─── DATA SECTION ───

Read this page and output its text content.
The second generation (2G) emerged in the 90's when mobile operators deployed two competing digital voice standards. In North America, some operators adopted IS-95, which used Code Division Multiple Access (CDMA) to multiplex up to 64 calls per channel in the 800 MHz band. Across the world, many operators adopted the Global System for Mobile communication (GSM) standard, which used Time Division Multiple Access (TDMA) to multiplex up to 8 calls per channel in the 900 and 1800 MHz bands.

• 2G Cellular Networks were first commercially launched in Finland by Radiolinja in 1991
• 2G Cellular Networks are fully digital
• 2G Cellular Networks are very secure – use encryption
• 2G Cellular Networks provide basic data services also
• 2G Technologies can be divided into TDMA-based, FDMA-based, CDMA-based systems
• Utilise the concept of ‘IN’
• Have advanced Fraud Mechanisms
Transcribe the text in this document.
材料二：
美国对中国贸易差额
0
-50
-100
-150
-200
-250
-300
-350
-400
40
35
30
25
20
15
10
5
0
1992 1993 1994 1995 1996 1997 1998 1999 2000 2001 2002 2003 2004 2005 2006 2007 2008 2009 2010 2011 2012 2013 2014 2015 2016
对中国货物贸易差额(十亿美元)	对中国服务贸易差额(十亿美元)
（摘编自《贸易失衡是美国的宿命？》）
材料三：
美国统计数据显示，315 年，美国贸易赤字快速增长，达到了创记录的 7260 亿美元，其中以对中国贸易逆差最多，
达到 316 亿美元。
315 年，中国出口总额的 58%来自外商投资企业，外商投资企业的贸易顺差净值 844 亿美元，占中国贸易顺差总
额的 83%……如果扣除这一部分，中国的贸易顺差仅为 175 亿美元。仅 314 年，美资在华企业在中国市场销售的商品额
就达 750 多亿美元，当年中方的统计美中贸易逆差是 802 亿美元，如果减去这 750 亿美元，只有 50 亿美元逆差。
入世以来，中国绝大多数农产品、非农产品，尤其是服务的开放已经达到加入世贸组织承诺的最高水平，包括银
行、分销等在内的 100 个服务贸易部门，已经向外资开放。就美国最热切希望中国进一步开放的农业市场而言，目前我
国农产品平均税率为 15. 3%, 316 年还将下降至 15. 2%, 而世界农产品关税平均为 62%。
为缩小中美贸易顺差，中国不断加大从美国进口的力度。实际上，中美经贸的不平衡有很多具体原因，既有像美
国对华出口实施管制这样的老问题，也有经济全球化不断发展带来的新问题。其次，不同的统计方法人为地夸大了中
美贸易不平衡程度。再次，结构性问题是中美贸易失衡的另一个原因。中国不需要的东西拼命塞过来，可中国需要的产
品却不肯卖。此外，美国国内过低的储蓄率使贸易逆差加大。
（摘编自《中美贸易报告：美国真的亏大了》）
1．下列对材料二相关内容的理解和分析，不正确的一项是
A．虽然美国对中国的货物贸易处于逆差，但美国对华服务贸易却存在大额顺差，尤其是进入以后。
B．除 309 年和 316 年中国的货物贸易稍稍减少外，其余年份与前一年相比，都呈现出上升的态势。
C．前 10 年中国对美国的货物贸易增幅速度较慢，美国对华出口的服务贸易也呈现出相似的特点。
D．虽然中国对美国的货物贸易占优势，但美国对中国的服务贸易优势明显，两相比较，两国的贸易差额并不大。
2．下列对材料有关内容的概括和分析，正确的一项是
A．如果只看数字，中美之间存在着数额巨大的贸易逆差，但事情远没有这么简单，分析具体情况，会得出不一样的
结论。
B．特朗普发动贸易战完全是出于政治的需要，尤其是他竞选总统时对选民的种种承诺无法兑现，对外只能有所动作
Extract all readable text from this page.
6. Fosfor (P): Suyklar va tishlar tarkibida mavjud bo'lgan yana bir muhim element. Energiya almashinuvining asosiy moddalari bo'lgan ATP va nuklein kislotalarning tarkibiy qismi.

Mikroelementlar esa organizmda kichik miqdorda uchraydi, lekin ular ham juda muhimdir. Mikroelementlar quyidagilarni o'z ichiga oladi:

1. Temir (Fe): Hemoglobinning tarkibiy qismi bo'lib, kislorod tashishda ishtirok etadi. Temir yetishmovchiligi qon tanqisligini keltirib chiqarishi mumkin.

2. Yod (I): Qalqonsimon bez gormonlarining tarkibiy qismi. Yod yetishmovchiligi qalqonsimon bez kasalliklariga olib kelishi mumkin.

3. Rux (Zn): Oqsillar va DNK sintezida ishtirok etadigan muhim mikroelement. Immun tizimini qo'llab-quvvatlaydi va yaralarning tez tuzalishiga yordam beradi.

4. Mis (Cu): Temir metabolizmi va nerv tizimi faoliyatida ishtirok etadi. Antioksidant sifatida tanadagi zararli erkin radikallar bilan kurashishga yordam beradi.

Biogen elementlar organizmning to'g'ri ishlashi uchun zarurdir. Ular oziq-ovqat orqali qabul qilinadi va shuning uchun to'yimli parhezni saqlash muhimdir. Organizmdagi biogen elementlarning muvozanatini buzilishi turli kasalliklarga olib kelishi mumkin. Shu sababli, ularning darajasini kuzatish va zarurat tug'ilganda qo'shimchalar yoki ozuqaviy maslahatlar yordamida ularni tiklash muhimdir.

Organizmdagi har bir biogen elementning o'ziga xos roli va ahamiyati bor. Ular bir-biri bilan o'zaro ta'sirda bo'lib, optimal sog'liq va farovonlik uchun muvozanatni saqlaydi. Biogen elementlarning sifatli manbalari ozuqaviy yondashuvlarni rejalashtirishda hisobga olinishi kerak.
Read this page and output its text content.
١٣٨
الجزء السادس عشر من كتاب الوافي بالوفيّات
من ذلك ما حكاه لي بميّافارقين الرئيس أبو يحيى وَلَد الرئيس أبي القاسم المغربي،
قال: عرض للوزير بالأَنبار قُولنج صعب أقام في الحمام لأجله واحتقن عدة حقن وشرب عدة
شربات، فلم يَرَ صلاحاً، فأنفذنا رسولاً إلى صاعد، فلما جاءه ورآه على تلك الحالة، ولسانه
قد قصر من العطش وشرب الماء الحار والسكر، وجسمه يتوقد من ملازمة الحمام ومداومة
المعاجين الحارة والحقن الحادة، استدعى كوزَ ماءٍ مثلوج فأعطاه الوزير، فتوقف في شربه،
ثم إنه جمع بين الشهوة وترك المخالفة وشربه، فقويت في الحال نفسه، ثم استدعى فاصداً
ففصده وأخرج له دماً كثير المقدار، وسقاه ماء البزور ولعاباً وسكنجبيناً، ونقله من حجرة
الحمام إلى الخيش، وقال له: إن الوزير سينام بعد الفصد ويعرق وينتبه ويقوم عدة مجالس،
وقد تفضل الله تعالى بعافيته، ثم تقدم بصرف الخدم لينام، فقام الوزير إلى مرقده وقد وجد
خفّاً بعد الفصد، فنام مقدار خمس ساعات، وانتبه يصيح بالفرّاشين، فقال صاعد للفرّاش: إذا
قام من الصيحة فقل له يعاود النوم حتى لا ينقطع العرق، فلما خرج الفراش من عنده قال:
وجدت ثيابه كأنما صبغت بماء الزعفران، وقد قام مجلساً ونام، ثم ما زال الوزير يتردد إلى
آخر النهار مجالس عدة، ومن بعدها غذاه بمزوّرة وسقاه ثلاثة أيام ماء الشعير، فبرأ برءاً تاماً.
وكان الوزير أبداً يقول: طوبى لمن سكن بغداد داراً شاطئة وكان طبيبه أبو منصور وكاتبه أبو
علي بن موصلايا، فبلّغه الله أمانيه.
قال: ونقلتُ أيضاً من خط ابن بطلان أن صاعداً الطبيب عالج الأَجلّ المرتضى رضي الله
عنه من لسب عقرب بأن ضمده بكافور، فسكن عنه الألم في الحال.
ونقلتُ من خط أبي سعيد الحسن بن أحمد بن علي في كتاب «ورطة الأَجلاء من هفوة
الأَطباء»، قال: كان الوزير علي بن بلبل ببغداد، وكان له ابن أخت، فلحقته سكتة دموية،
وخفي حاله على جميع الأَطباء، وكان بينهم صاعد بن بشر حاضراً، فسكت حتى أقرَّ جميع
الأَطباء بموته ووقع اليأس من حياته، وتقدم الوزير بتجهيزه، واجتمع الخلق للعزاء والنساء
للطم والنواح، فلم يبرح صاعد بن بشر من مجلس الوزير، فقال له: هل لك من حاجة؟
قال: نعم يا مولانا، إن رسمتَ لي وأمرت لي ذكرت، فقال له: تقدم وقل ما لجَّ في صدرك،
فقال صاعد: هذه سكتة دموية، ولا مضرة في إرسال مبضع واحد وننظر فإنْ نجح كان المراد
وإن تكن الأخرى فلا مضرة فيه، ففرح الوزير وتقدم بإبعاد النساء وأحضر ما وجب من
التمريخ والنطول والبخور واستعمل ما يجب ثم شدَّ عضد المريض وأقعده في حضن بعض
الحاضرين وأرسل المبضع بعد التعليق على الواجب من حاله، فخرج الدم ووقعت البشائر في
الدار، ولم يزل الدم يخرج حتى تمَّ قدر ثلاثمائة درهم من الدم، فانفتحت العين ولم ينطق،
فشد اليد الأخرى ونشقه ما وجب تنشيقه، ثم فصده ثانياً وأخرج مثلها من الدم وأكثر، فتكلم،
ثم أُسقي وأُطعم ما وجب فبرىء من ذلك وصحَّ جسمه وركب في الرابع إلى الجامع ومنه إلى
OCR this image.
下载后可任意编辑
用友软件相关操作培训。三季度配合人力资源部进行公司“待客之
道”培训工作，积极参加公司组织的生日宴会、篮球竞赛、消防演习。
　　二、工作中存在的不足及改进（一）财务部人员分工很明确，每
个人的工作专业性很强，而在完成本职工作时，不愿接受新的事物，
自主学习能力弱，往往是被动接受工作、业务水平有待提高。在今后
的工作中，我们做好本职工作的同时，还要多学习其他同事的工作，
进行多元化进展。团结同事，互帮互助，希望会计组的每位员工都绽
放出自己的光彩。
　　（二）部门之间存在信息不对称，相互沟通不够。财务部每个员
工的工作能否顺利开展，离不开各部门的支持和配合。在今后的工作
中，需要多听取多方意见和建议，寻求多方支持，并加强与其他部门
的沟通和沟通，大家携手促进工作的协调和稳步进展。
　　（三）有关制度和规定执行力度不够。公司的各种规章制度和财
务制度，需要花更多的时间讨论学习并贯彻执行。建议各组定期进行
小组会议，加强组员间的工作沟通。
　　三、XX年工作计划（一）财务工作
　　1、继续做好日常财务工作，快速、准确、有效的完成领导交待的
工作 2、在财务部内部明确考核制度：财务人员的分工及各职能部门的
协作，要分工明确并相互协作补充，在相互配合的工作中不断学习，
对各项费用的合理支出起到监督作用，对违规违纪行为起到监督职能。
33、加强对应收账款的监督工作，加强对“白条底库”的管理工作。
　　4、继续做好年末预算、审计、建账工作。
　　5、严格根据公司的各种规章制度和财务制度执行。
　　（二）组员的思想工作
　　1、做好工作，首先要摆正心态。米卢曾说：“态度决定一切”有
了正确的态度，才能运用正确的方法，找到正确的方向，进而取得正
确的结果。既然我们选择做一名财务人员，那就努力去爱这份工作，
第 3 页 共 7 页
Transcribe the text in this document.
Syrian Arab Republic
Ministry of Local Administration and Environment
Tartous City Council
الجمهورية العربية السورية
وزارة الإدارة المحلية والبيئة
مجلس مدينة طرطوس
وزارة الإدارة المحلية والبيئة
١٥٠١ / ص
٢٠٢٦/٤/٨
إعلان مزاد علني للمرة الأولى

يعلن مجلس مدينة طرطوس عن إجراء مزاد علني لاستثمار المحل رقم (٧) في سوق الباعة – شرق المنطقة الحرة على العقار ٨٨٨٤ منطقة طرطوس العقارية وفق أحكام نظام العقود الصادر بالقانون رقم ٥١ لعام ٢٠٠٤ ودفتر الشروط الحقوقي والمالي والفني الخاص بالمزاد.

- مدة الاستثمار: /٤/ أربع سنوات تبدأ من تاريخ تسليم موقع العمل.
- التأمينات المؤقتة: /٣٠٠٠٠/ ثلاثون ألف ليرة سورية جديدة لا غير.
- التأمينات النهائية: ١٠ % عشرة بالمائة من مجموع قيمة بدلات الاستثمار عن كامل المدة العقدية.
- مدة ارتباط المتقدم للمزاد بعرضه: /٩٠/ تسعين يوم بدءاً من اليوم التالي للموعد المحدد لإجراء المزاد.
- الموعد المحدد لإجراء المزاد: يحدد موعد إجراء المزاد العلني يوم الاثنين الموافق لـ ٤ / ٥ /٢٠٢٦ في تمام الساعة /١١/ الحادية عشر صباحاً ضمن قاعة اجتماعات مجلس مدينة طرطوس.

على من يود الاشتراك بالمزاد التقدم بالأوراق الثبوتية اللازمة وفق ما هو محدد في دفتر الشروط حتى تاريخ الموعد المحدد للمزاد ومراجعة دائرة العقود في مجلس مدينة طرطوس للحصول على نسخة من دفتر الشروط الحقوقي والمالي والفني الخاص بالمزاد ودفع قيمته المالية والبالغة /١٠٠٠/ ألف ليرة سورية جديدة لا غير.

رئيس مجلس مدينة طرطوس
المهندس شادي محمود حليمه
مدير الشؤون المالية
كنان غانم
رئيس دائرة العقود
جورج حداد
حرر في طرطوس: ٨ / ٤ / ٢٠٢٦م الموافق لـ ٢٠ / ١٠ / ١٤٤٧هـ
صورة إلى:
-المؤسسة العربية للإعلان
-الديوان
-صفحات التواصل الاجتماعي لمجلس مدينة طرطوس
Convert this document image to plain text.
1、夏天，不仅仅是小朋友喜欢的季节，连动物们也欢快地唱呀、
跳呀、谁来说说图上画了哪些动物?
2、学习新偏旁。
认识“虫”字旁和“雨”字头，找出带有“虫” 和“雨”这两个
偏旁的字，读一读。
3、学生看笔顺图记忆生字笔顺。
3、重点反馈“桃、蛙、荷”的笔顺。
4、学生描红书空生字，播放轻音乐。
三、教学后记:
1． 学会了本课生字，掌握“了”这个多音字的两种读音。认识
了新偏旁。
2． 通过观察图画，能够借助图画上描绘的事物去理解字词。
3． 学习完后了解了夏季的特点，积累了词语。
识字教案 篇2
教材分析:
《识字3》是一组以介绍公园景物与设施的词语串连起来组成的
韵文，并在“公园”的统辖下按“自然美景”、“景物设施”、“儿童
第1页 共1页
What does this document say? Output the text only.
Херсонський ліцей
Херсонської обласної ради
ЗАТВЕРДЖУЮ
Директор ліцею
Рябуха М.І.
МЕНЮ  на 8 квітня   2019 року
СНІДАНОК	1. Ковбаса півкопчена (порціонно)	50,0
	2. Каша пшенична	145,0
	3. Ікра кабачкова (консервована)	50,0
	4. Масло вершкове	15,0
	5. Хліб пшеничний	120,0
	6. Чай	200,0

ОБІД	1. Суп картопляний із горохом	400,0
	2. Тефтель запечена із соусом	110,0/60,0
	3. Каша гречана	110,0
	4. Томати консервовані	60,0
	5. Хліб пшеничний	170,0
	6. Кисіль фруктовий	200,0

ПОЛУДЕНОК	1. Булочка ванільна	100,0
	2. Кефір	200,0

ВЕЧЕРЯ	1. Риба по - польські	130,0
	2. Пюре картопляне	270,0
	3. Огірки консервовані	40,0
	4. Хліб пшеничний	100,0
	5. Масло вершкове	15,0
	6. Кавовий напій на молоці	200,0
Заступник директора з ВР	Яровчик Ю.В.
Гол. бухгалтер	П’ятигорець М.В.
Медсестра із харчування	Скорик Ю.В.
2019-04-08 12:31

───

**STATED TASK**
Scan the records above for the string "والمالي", then report every line that contains it.

**ANSWER TO THIS TASK**
يعلن مجلس مدينة طرطوس عن إجراء مزاد علني لاستثمار المحل رقم (٧) في سوق الباعة – شرق المنطقة الحرة على العقار ٨٨٨٤ منطقة طرطوس العقارية وفق أحكام نظام العقود الصادر بالقانون رقم ٥١ لعام ٢٠٠٤ ودفتر الشروط الحقوقي والمالي والفني الخاص بالمزاد.
على من يود الاشتراك بالمزاد التقدم بالأوراق الثبوتية اللازمة وفق ما هو محدد في دفتر الشروط حتى تاريخ الموعد المحدد للمزاد ومراجعة دائرة العقود في مجلس مدينة طرطوس للحصول على نسخة من دفتر الشروط الحقوقي والمالي والفني الخاص بالمزاد ودفع قيمته المالية والبالغة /١٠٠٠/ ألف ليرة سورية جديدة لا غير.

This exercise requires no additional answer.